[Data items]
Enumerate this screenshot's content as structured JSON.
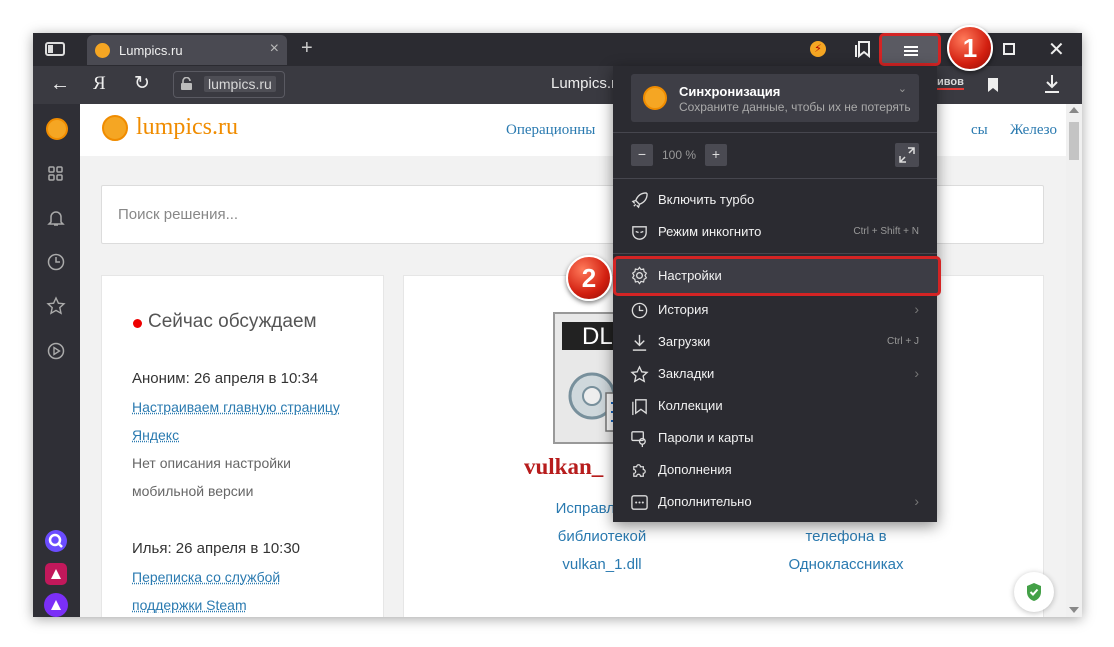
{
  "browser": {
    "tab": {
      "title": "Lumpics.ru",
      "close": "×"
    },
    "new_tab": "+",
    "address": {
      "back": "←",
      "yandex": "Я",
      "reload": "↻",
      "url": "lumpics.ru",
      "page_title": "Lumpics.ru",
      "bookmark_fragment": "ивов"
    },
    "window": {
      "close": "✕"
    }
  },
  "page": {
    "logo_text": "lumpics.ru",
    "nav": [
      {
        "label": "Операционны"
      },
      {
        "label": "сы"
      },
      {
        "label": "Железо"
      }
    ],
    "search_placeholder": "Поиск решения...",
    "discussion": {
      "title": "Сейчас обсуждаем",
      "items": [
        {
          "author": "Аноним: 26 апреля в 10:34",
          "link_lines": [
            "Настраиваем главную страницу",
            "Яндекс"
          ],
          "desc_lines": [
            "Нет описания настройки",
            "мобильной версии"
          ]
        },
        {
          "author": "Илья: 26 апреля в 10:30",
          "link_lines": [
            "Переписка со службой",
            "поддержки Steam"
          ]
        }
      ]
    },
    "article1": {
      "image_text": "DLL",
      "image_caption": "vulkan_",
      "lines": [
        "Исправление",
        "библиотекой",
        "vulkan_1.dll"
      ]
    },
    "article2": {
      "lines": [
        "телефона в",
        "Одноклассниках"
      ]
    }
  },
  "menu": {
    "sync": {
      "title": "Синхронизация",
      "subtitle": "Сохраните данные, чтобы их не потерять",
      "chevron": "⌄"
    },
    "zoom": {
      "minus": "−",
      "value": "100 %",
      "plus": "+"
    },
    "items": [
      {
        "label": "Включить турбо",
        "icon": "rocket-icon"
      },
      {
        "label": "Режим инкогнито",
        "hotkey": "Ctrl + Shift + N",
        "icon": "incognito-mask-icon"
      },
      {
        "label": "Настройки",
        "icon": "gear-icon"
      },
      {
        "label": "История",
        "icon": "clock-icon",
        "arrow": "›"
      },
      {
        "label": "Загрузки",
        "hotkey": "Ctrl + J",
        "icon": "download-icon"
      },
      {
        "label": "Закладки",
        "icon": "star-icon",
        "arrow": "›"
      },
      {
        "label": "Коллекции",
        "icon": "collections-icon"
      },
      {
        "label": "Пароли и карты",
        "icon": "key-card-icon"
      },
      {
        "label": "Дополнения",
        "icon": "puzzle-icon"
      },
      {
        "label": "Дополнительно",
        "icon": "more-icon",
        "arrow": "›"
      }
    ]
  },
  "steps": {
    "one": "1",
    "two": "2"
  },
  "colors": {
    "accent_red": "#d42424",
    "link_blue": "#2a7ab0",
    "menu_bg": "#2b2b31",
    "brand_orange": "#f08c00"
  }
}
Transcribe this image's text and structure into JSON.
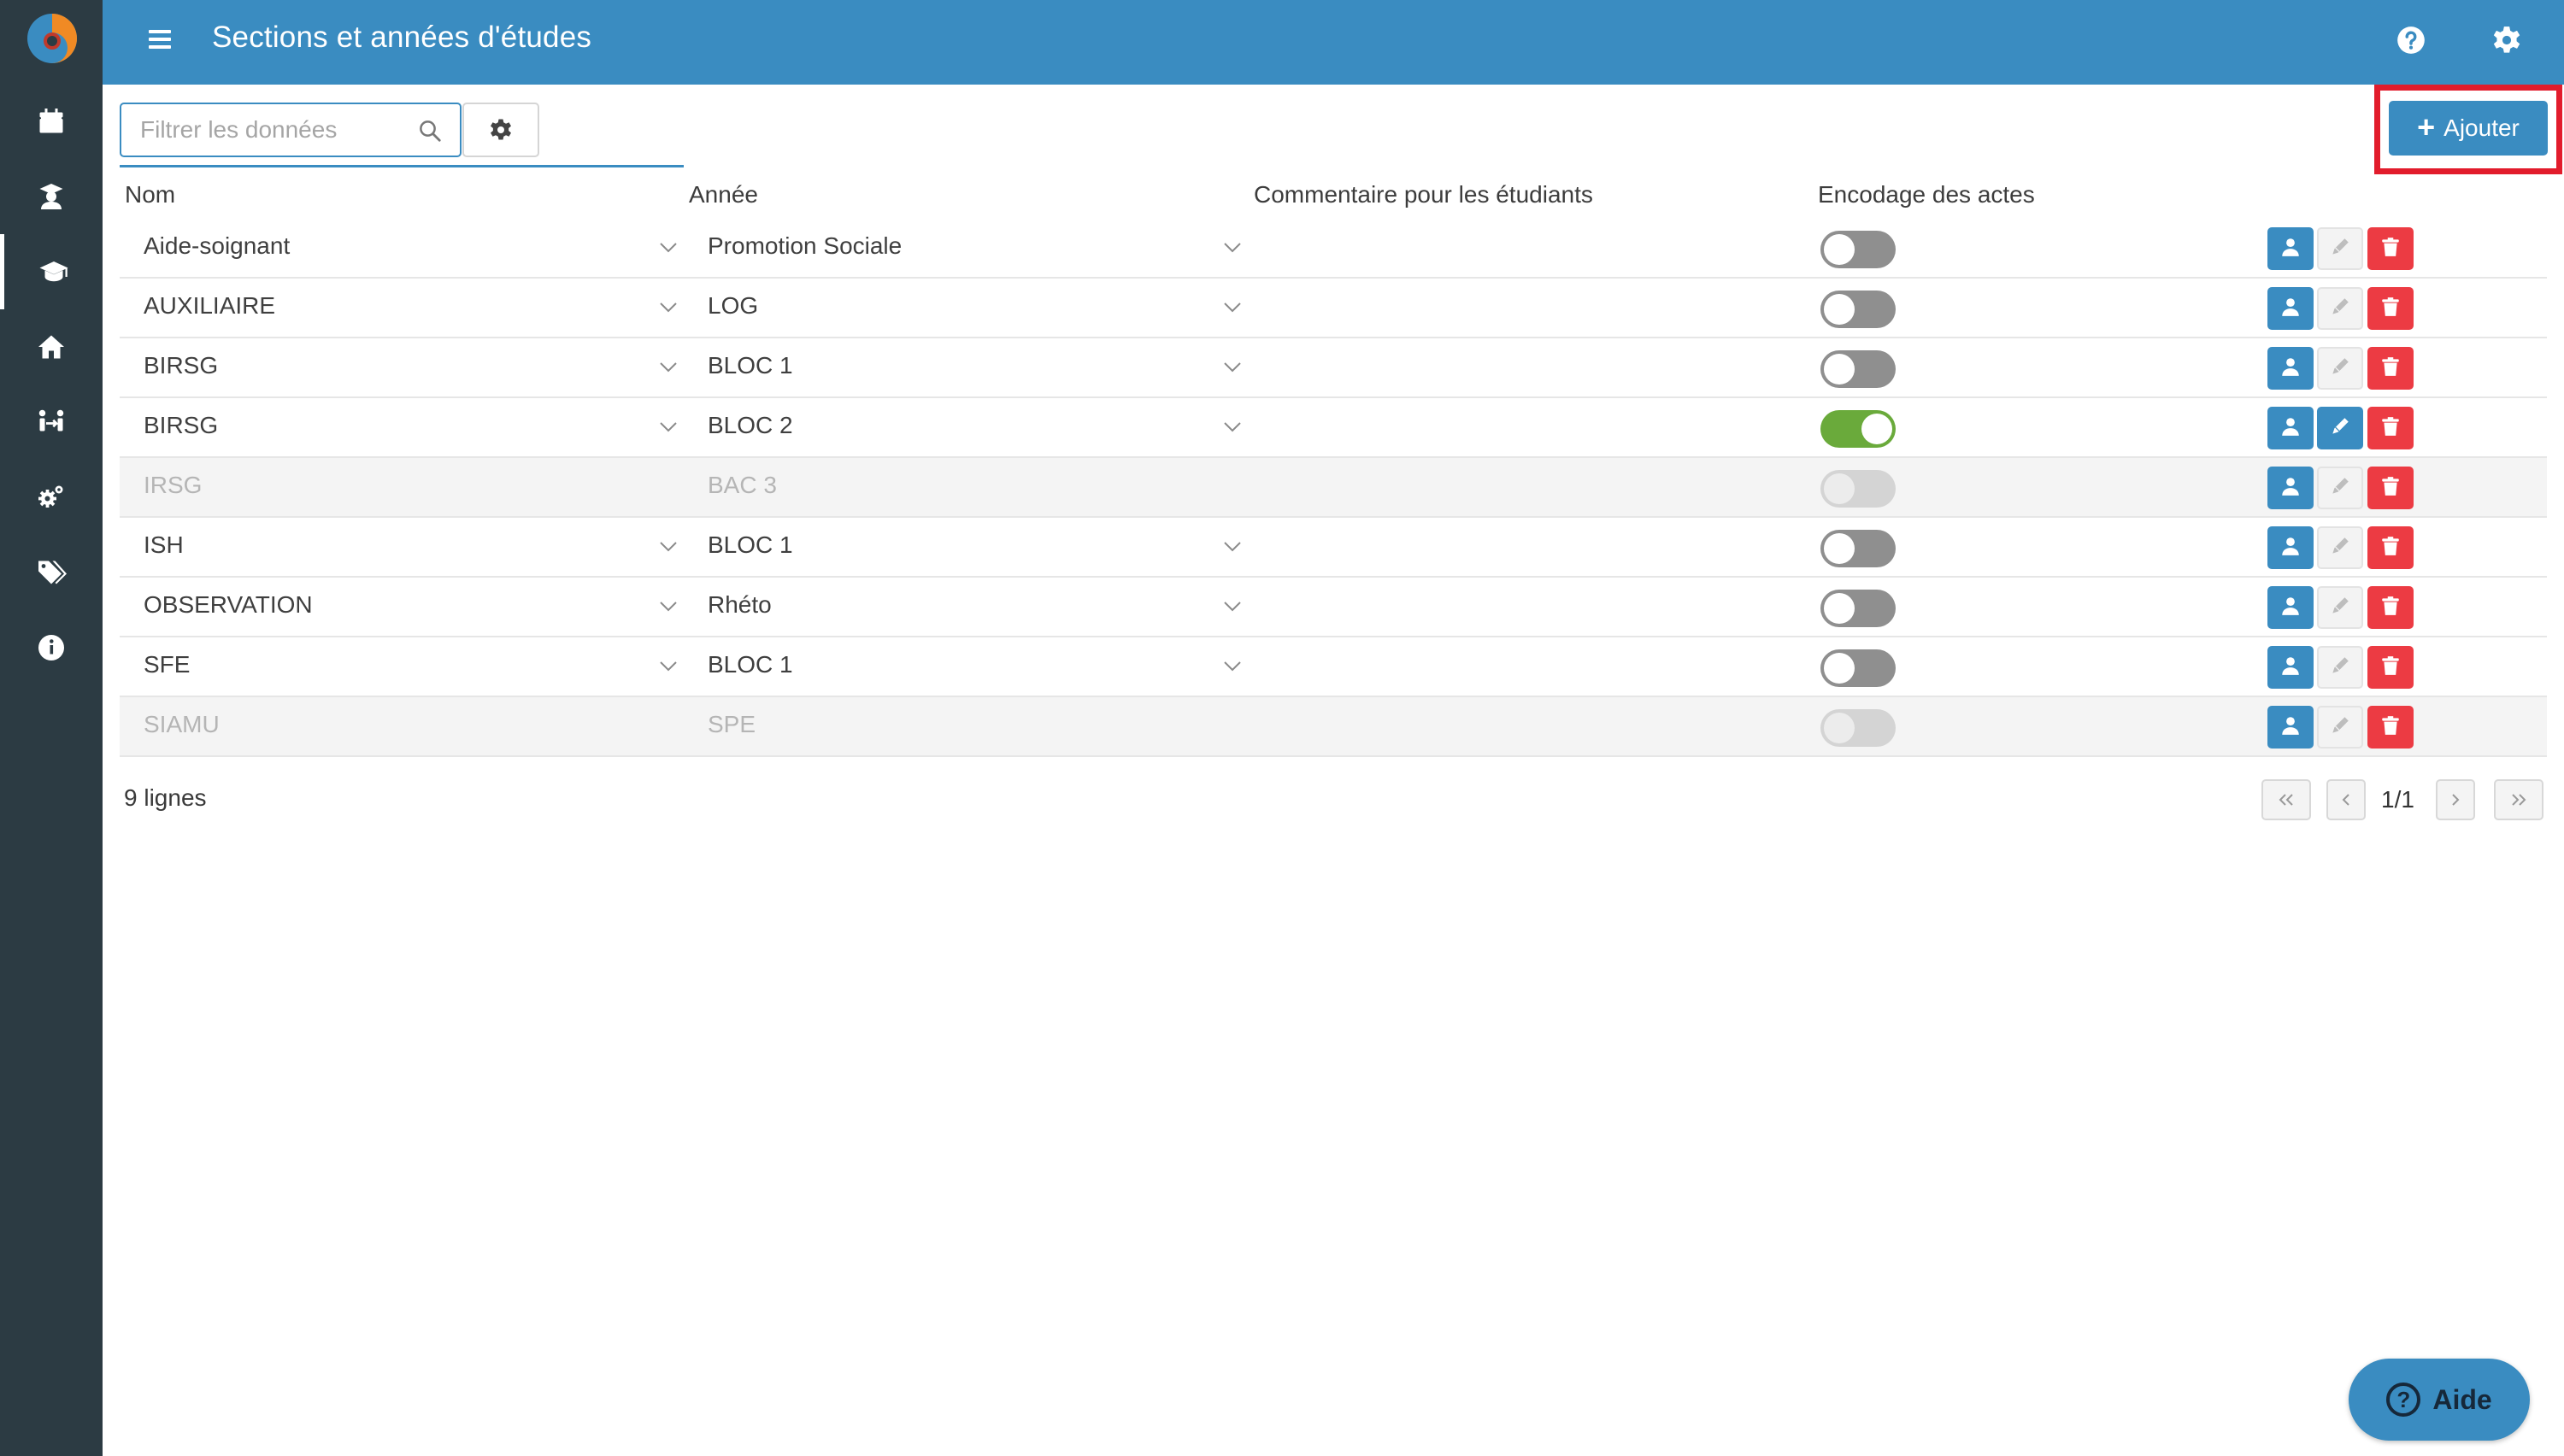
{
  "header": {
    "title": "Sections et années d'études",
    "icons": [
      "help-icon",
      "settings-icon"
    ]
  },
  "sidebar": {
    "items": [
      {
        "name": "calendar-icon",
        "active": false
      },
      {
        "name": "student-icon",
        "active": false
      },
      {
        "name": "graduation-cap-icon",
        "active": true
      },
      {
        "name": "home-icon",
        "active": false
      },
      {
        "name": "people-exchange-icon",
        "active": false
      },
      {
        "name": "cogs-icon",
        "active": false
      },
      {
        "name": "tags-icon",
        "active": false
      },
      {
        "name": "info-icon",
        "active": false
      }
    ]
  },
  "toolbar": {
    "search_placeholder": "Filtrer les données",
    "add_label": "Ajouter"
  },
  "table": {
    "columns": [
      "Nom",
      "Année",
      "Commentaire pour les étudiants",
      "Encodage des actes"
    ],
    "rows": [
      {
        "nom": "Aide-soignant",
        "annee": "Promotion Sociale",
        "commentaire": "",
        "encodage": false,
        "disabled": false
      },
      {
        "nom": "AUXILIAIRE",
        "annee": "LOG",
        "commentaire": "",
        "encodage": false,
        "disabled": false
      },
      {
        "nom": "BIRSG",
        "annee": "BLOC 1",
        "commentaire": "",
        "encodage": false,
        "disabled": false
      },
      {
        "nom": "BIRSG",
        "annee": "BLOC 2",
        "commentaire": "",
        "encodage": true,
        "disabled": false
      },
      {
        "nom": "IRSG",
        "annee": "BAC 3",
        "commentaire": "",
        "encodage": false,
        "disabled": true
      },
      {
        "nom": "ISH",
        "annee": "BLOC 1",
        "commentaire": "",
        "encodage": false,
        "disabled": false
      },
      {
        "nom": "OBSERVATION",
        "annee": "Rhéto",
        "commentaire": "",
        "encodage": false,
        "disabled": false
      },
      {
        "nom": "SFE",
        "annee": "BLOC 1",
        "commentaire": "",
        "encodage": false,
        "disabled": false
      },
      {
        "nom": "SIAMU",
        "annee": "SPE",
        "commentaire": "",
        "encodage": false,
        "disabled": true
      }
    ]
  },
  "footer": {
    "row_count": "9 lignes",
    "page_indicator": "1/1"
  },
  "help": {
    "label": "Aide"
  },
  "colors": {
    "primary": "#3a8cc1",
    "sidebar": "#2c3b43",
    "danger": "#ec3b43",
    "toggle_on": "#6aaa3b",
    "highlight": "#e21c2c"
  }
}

### WHAT THE EXERCISE ASKS
Read the entries above, then pull out the lines that include "author".

### REPLY TO THE EXERCISE
          "author": "Аноним: 26 апреля в 10:34",
          "author": "Илья: 26 апреля в 10:30",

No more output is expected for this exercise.